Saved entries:
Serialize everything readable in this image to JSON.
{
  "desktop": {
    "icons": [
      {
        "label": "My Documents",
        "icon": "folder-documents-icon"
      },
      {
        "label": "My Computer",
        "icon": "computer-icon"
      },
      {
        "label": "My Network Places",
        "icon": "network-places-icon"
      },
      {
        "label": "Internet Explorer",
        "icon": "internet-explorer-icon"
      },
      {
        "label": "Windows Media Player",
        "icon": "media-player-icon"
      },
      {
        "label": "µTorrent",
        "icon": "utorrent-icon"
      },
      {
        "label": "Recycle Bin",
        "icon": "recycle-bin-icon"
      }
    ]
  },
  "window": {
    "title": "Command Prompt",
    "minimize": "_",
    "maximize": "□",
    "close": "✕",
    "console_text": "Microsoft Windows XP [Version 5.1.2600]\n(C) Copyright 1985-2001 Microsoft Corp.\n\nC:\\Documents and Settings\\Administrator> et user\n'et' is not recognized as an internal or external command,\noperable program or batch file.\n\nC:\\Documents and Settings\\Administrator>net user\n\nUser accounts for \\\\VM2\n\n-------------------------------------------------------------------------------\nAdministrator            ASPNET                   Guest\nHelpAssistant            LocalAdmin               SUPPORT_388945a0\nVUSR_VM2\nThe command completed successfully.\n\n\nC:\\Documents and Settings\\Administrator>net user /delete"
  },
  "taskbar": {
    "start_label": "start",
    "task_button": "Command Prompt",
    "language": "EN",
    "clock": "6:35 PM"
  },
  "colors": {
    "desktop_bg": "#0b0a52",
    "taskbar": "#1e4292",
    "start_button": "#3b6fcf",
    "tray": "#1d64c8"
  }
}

THE REQUEST
Output the records exactly, including every line.

THE OUTPUT
Serialize everything readable in this image to JSON.
{
  "desktop": {
    "icons": [
      {
        "label": "My Documents",
        "icon": "folder-documents-icon"
      },
      {
        "label": "My Computer",
        "icon": "computer-icon"
      },
      {
        "label": "My Network Places",
        "icon": "network-places-icon"
      },
      {
        "label": "Internet Explorer",
        "icon": "internet-explorer-icon"
      },
      {
        "label": "Windows Media Player",
        "icon": "media-player-icon"
      },
      {
        "label": "µTorrent",
        "icon": "utorrent-icon"
      },
      {
        "label": "Recycle Bin",
        "icon": "recycle-bin-icon"
      }
    ]
  },
  "window": {
    "title": "Command Prompt",
    "minimize": "_",
    "maximize": "□",
    "close": "✕",
    "console_text": "Microsoft Windows XP [Version 5.1.2600]\n(C) Copyright 1985-2001 Microsoft Corp.\n\nC:\\Documents and Settings\\Administrator> et user\n'et' is not recognized as an internal or external command,\noperable program or batch file.\n\nC:\\Documents and Settings\\Administrator>net user\n\nUser accounts for \\\\VM2\n\n-------------------------------------------------------------------------------\nAdministrator            ASPNET                   Guest\nHelpAssistant            LocalAdmin               SUPPORT_388945a0\nVUSR_VM2\nThe command completed successfully.\n\n\nC:\\Documents and Settings\\Administrator>net user /delete"
  },
  "taskbar": {
    "start_label": "start",
    "task_button": "Command Prompt",
    "language": "EN",
    "clock": "6:35 PM"
  },
  "colors": {
    "desktop_bg": "#0b0a52",
    "taskbar": "#1e4292",
    "start_button": "#3b6fcf",
    "tray": "#1d64c8"
  }
}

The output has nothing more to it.